* _Task prompt_
All entries below need to be written out exactly, but without their pictures.

----

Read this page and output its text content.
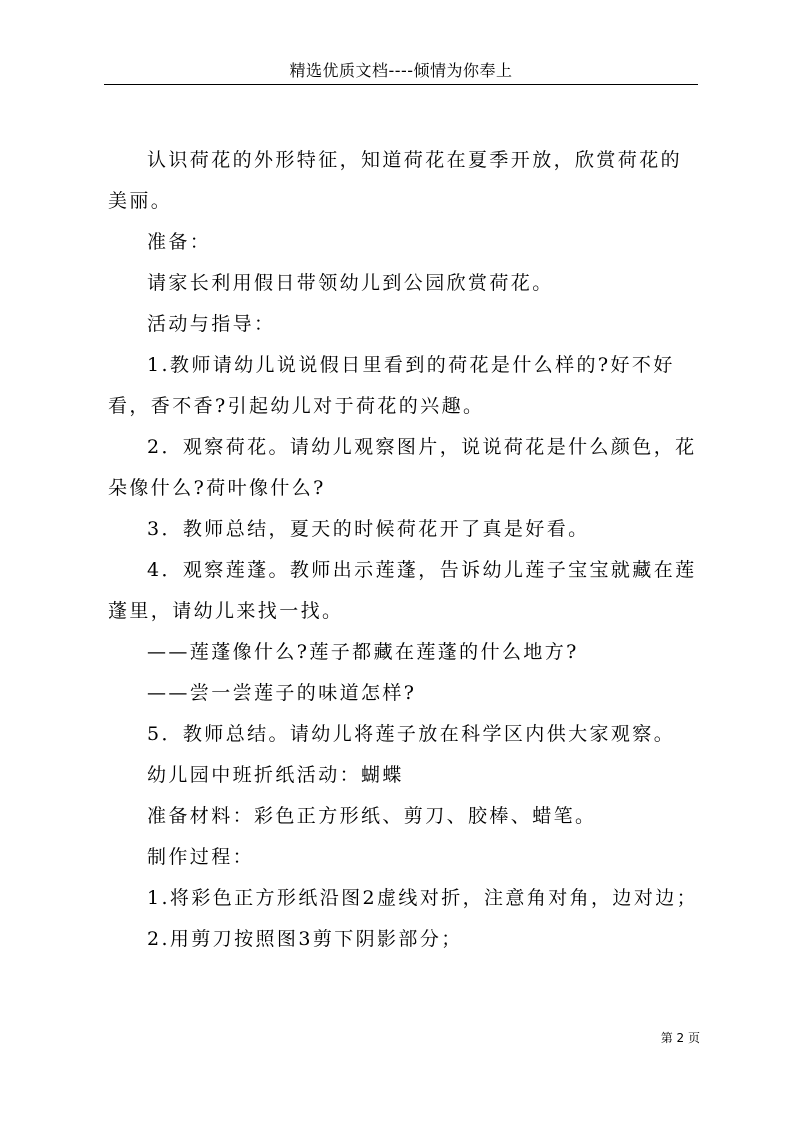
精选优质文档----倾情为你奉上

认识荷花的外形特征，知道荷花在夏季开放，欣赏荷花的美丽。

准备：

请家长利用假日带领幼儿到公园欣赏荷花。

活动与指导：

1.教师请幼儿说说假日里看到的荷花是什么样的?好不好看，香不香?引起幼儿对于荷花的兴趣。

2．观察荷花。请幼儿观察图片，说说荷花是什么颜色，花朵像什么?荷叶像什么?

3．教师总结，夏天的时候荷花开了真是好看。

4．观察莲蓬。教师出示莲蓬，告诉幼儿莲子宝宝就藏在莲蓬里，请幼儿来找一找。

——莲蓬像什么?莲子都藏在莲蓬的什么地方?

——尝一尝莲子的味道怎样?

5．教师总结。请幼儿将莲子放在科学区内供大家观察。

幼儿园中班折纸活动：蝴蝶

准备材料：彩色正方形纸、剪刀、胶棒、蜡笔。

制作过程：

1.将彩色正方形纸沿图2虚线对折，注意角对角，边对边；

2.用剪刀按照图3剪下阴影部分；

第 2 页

----

* _Written answer_
Read this page and output its text content.
精选优质文档----倾情为你奉上

认识荷花的外形特征，知道荷花在夏季开放，欣赏荷花的美丽。

准备：

请家长利用假日带领幼儿到公园欣赏荷花。

活动与指导：

1.教师请幼儿说说假日里看到的荷花是什么样的?好不好看，香不香?引起幼儿对于荷花的兴趣。

2．观察荷花。请幼儿观察图片，说说荷花是什么颜色，花朵像什么?荷叶像什么?

3．教师总结，夏天的时候荷花开了真是好看。

4．观察莲蓬。教师出示莲蓬，告诉幼儿莲子宝宝就藏在莲蓬里，请幼儿来找一找。

——莲蓬像什么?莲子都藏在莲蓬的什么地方?

——尝一尝莲子的味道怎样?

5．教师总结。请幼儿将莲子放在科学区内供大家观察。

幼儿园中班折纸活动：蝴蝶

准备材料：彩色正方形纸、剪刀、胶棒、蜡笔。

制作过程：

1.将彩色正方形纸沿图2虚线对折，注意角对角，边对边；

2.用剪刀按照图3剪下阴影部分；

第 2 页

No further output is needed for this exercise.